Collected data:
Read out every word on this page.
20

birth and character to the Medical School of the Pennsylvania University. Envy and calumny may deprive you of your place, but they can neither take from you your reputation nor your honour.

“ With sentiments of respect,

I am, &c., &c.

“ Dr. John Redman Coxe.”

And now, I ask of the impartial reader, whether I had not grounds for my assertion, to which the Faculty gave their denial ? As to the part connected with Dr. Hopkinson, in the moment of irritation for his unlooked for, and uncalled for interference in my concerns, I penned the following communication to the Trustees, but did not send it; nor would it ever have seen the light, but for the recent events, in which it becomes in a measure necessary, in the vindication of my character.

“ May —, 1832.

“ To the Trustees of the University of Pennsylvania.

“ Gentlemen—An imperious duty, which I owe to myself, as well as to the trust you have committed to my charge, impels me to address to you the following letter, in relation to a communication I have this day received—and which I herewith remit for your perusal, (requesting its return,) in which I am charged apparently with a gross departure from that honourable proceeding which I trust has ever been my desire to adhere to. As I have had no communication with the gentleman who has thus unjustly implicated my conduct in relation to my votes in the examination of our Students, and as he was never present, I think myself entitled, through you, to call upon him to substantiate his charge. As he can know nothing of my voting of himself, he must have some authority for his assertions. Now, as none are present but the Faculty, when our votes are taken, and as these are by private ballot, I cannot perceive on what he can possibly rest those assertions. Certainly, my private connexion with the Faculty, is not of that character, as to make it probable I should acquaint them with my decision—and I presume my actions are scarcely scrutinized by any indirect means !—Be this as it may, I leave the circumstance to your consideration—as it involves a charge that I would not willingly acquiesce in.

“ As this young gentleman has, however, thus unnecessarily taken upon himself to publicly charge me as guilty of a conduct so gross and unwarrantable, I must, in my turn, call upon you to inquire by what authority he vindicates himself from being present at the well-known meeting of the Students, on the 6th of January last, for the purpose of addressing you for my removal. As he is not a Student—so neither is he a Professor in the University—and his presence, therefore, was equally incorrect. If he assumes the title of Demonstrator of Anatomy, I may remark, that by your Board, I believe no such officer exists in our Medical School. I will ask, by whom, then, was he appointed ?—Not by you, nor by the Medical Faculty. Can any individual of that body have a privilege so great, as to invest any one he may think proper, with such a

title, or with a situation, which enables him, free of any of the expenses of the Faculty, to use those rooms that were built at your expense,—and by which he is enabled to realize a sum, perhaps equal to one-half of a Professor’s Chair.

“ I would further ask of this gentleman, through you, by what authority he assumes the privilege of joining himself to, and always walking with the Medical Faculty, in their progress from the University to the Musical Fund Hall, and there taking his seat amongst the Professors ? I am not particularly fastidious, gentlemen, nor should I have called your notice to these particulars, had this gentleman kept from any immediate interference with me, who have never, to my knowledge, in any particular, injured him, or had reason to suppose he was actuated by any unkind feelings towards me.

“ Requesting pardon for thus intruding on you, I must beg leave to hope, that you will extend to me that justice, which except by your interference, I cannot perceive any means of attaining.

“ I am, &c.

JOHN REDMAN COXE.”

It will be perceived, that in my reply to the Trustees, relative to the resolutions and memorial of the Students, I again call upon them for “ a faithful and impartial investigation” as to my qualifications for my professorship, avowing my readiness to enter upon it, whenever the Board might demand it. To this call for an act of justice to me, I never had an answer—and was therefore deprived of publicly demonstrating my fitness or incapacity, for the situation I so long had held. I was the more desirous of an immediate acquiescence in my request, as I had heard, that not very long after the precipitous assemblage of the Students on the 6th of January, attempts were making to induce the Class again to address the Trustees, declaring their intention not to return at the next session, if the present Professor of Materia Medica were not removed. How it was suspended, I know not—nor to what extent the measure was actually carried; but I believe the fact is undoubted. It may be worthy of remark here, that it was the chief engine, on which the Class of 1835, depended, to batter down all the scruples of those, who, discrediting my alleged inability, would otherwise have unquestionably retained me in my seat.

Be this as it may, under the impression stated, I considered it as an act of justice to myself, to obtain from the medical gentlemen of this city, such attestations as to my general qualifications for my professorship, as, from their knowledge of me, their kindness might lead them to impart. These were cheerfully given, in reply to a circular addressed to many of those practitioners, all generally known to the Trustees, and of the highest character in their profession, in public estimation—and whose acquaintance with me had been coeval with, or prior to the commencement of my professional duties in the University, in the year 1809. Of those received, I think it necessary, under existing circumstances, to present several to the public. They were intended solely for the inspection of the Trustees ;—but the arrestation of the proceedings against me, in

> **Requirements**
Using the listing above, reproduce each line without omission.

> **Exercise solution**
Read out every word on this page.
20

birth and character to the Medical School of the Pennsylvania University. Envy and calumny may deprive you of your place, but they can neither take from you your reputation nor your honour.

“ With sentiments of respect,

I am, &c., &c.

“ Dr. John Redman Coxe.”

And now, I ask of the impartial reader, whether I had not grounds for my assertion, to which the Faculty gave their denial ? As to the part connected with Dr. Hopkinson, in the moment of irritation for his unlooked for, and uncalled for interference in my concerns, I penned the following communication to the Trustees, but did not send it; nor would it ever have seen the light, but for the recent events, in which it becomes in a measure necessary, in the vindication of my character.

“ May —, 1832.

“ To the Trustees of the University of Pennsylvania.

“ Gentlemen—An imperious duty, which I owe to myself, as well as to the trust you have committed to my charge, impels me to address to you the following letter, in relation to a communication I have this day received—and which I herewith remit for your perusal, (requesting its return,) in which I am charged apparently with a gross departure from that honourable proceeding which I trust has ever been my desire to adhere to. As I have had no communication with the gentleman who has thus unjustly implicated my conduct in relation to my votes in the examination of our Students, and as he was never present, I think myself entitled, through you, to call upon him to substantiate his charge. As he can know nothing of my voting of himself, he must have some authority for his assertions. Now, as none are present but the Faculty, when our votes are taken, and as these are by private ballot, I cannot perceive on what he can possibly rest those assertions. Certainly, my private connexion with the Faculty, is not of that character, as to make it probable I should acquaint them with my decision—and I presume my actions are scarcely scrutinized by any indirect means !—Be this as it may, I leave the circumstance to your consideration—as it involves a charge that I would not willingly acquiesce in.

“ As this young gentleman has, however, thus unnecessarily taken upon himself to publicly charge me as guilty of a conduct so gross and unwarrantable, I must, in my turn, call upon you to inquire by what authority he vindicates himself from being present at the well-known meeting of the Students, on the 6th of January last, for the purpose of addressing you for my removal. As he is not a Student—so neither is he a Professor in the University—and his presence, therefore, was equally incorrect. If he assumes the title of Demonstrator of Anatomy, I may remark, that by your Board, I believe no such officer exists in our Medical School. I will ask, by whom, then, was he appointed ?—Not by you, nor by the Medical Faculty. Can any individual of that body have a privilege so great, as to invest any one he may think proper, with such a

title, or with a situation, which enables him, free of any of the expenses of the Faculty, to use those rooms that were built at your expense,—and by which he is enabled to realize a sum, perhaps equal to one-half of a Professor’s Chair.

“ I would further ask of this gentleman, through you, by what authority he assumes the privilege of joining himself to, and always walking with the Medical Faculty, in their progress from the University to the Musical Fund Hall, and there taking his seat amongst the Professors ? I am not particularly fastidious, gentlemen, nor should I have called your notice to these particulars, had this gentleman kept from any immediate interference with me, who have never, to my knowledge, in any particular, injured him, or had reason to suppose he was actuated by any unkind feelings towards me.

“ Requesting pardon for thus intruding on you, I must beg leave to hope, that you will extend to me that justice, which except by your interference, I cannot perceive any means of attaining.

“ I am, &c.

JOHN REDMAN COXE.”

It will be perceived, that in my reply to the Trustees, relative to the resolutions and memorial of the Students, I again call upon them for “ a faithful and impartial investigation” as to my qualifications for my professorship, avowing my readiness to enter upon it, whenever the Board might demand it. To this call for an act of justice to me, I never had an answer—and was therefore deprived of publicly demonstrating my fitness or incapacity, for the situation I so long had held. I was the more desirous of an immediate acquiescence in my request, as I had heard, that not very long after the precipitous assemblage of the Students on the 6th of January, attempts were making to induce the Class again to address the Trustees, declaring their intention not to return at the next session, if the present Professor of Materia Medica were not removed. How it was suspended, I know not—nor to what extent the measure was actually carried; but I believe the fact is undoubted. It may be worthy of remark here, that it was the chief engine, on which the Class of 1835, depended, to batter down all the scruples of those, who, discrediting my alleged inability, would otherwise have unquestionably retained me in my seat.

Be this as it may, under the impression stated, I considered it as an act of justice to myself, to obtain from the medical gentlemen of this city, such attestations as to my general qualifications for my professorship, as, from their knowledge of me, their kindness might lead them to impart. These were cheerfully given, in reply to a circular addressed to many of those practitioners, all generally known to the Trustees, and of the highest character in their profession, in public estimation—and whose acquaintance with me had been coeval with, or prior to the commencement of my professional duties in the University, in the year 1809. Of those received, I think it necessary, under existing circumstances, to present several to the public. They were intended solely for the inspection of the Trustees ;—but the arrestation of the proceedings against me, in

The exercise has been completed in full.